• **Your task**: Copy out the lines that include the word "animale".

• **Dataset**:
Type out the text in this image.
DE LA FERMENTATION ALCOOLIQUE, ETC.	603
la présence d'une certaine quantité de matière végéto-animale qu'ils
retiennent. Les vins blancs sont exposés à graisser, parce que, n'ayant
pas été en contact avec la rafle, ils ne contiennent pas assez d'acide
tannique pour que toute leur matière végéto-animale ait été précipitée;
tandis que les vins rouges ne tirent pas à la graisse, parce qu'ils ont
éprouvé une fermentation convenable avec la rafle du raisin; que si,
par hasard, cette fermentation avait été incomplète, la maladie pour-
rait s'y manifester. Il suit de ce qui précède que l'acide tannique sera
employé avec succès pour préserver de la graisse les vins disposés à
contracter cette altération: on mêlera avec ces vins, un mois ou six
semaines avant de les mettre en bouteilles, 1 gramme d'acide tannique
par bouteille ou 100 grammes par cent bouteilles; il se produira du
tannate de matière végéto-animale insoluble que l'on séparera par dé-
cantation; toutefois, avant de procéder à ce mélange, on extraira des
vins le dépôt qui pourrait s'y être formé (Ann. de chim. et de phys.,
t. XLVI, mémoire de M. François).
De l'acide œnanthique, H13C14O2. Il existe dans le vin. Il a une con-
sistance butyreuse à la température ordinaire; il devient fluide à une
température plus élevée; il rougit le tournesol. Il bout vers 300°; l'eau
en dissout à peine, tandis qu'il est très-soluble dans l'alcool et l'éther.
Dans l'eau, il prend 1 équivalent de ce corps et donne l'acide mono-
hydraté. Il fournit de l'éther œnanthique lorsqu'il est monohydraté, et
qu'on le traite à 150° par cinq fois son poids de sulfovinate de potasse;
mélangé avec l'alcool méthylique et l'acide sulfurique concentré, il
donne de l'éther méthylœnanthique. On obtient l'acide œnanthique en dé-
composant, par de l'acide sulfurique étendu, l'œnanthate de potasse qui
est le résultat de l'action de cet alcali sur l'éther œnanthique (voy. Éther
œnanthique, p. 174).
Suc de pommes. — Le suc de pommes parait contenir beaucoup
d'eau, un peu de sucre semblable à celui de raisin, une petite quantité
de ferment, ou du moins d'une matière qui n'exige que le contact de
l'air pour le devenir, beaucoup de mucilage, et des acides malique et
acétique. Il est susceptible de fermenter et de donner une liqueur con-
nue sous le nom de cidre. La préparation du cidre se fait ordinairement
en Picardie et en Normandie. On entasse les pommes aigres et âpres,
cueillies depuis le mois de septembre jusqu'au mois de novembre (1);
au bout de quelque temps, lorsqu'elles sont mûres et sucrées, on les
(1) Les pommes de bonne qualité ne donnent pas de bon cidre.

• **Exercise result**:
la présence d'une certaine quantité de matière végéto-animale qu'ils
tannique pour que toute leur matière végéto-animale ait été précipitée;
tannate de matière végéto-animale insoluble que l'on séparera par dé-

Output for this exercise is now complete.